— start of RECORDS TO PROCESS —
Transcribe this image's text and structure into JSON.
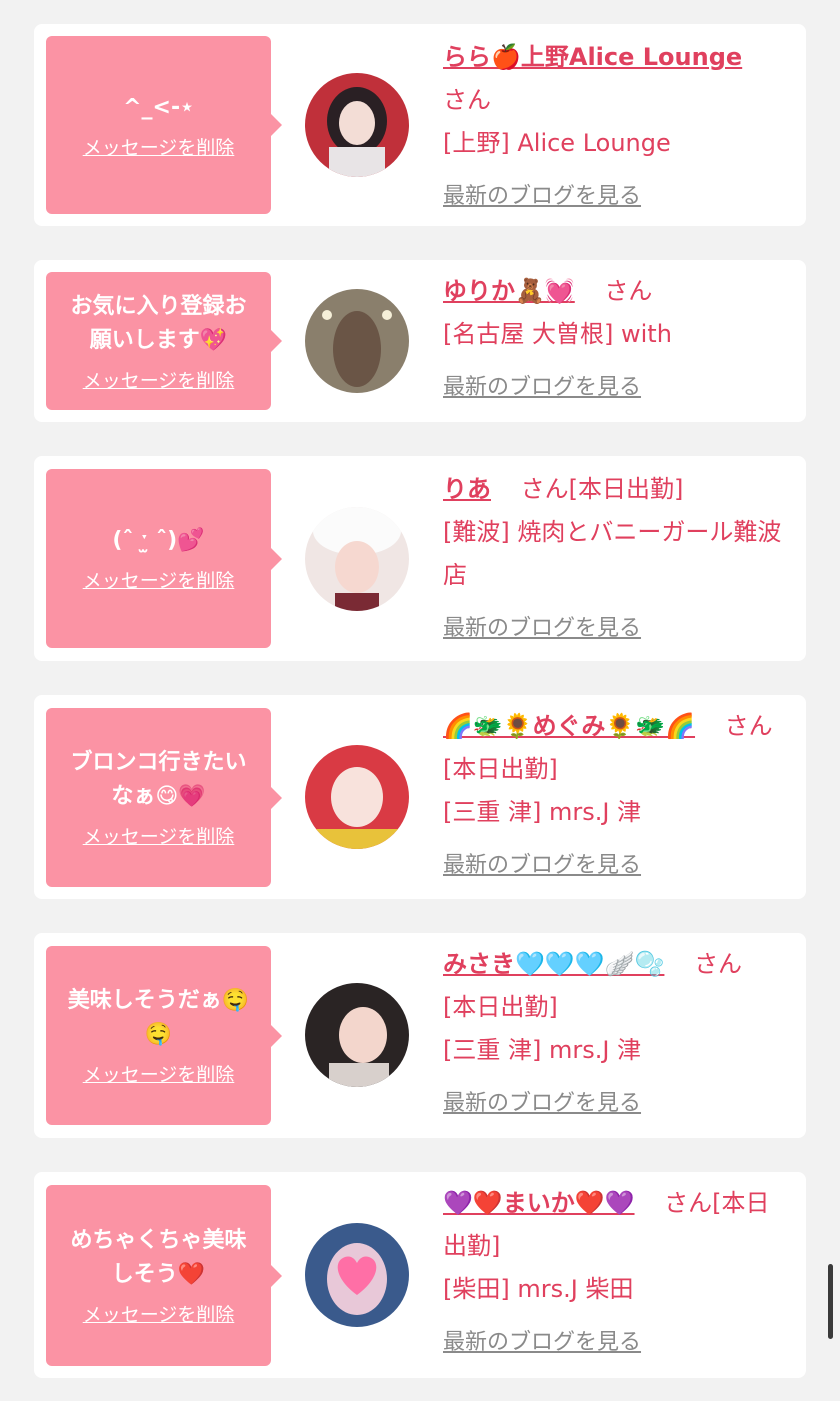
{
  "common": {
    "delete_label": "メッセージを削除",
    "blog_label": "最新のブログを見る",
    "san": "さん"
  },
  "items": [
    {
      "message": "^_<-⋆",
      "name": "らら🍎上野Alice Lounge",
      "status": "",
      "shop": "[上野] Alice Lounge"
    },
    {
      "message": "お気に入り登録お\n願いします💖",
      "name": "ゆりか🧸💓",
      "status": "",
      "shop": "[名古屋 大曽根] with"
    },
    {
      "message": "(ˆ ˑ̫ ˆ)💕",
      "name": "りあ",
      "status": "[本日出勤]",
      "shop": "[難波] 焼肉とバニーガール難波店"
    },
    {
      "message": "ブロンコ行きたい\nなぁ😋💗",
      "name": "🌈🐲🌻めぐみ🌻🐲🌈",
      "status": "[本日出勤]",
      "shop": "[三重 津] mrs.J 津"
    },
    {
      "message": "美味しそうだぁ🤤\n🤤",
      "name": "みさき🩵🩵🩵🪽🫧",
      "status": "[本日出勤]",
      "shop": "[三重 津] mrs.J 津"
    },
    {
      "message": "めちゃくちゃ美味\nしそう❤️",
      "name": "💜❤️まいか❤️💜",
      "status": "[本日出勤]",
      "shop": "[柴田] mrs.J 柴田"
    }
  ],
  "colors": {
    "bubble": "#fb93a4",
    "accent": "#e0405e",
    "background": "#f2f2f2"
  }
}
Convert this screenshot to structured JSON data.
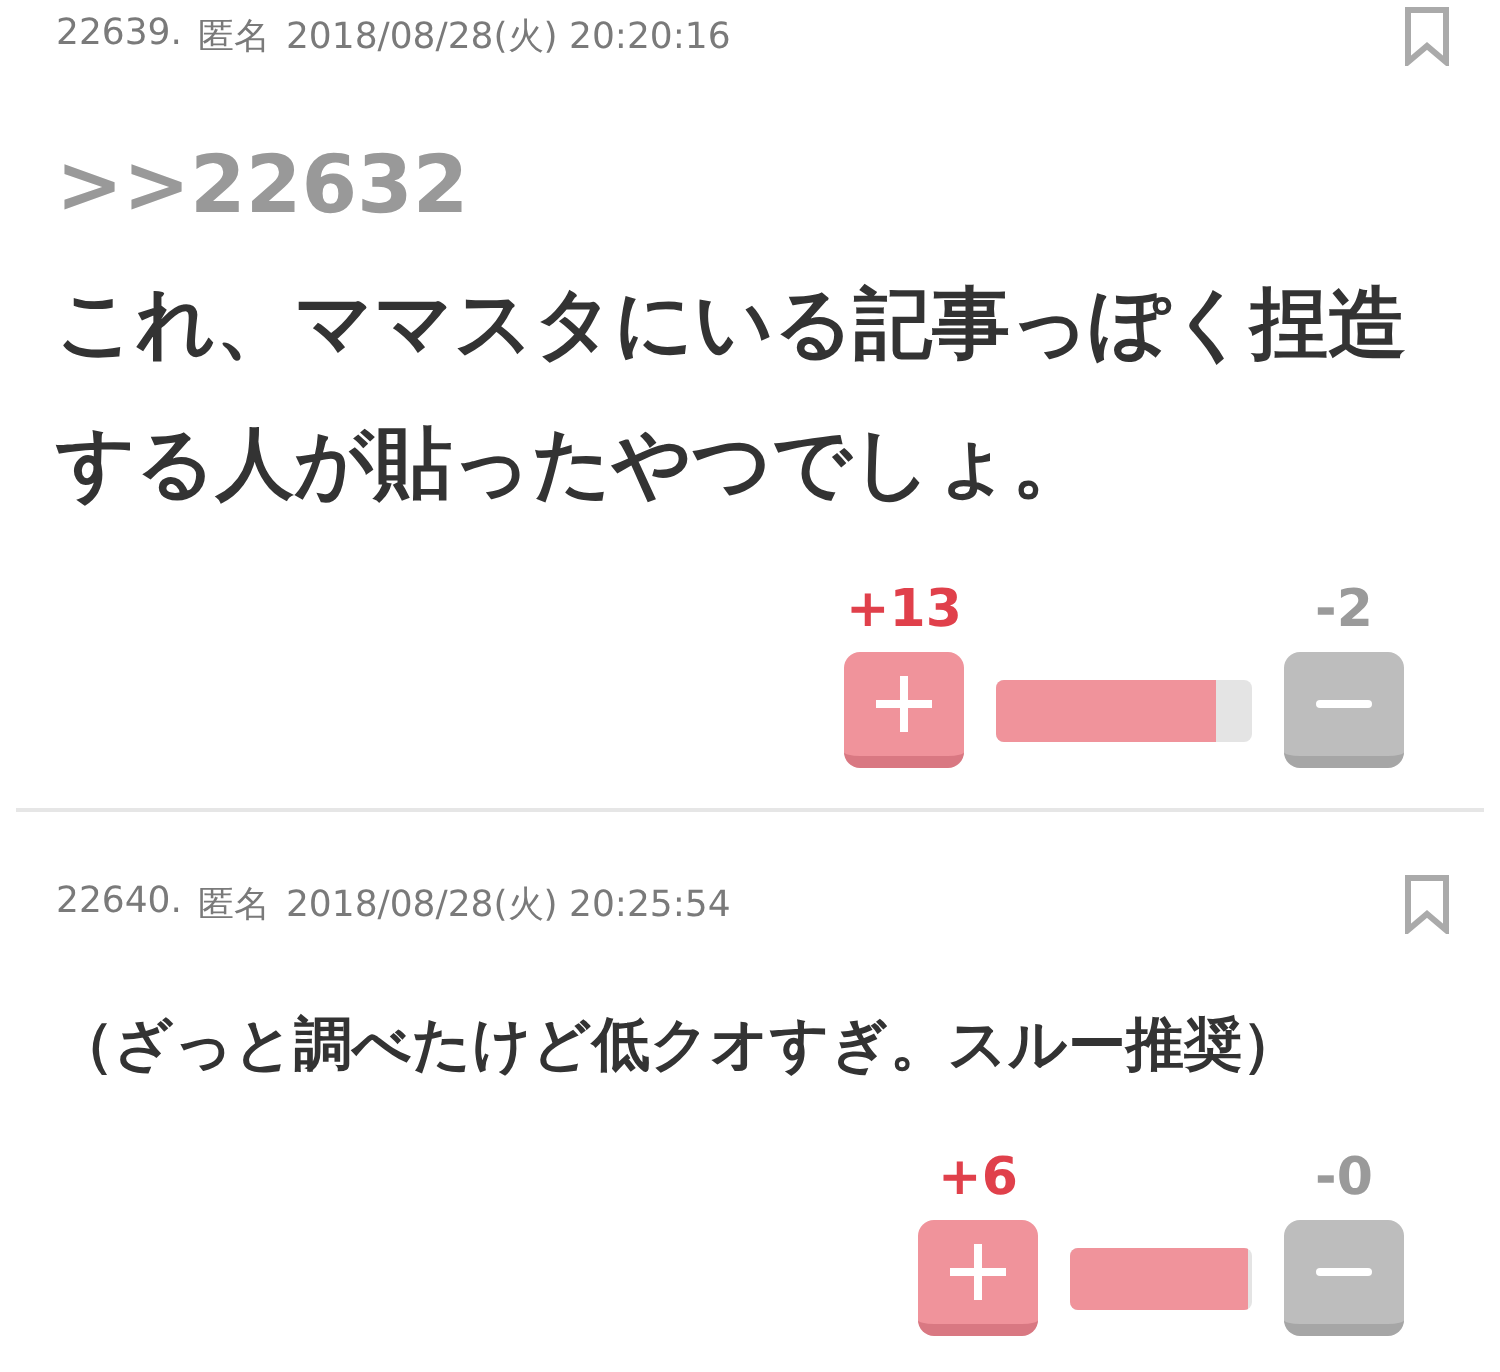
{
  "posts": [
    {
      "number": "22639.",
      "author": "匿名",
      "datetime": "2018/08/28(火) 20:20:16",
      "bookmarked": false,
      "reply_to": ">>22632",
      "body": "これ、ママスタにいる記事っぽく捏造する人が貼ったやつでしょ。",
      "plus_count": "+13",
      "minus_count": "-2",
      "level": 0.86
    },
    {
      "number": "22640.",
      "author": "匿名",
      "datetime": "2018/08/28(火) 20:25:54",
      "bookmarked": false,
      "body": "（ざっと調べたけど低クオすぎ。スルー推奨）",
      "plus_count": "+6",
      "minus_count": "-0",
      "level": 0.98
    }
  ]
}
— end of RECORDS TO PROCESS —
| STATED GOAL |
Skip the pictures. Please copy exactly the lines from the one with "Convert this screenshot" through the final line of the material above, both ends included.

| REPLY |
Convert this screenshot to structured JSON data.
{
  "posts": [
    {
      "number": "22639.",
      "author": "匿名",
      "datetime": "2018/08/28(火) 20:20:16",
      "bookmarked": false,
      "reply_to": ">>22632",
      "body": "これ、ママスタにいる記事っぽく捏造する人が貼ったやつでしょ。",
      "plus_count": "+13",
      "minus_count": "-2",
      "level": 0.86
    },
    {
      "number": "22640.",
      "author": "匿名",
      "datetime": "2018/08/28(火) 20:25:54",
      "bookmarked": false,
      "body": "（ざっと調べたけど低クオすぎ。スルー推奨）",
      "plus_count": "+6",
      "minus_count": "-0",
      "level": 0.98
    }
  ]
}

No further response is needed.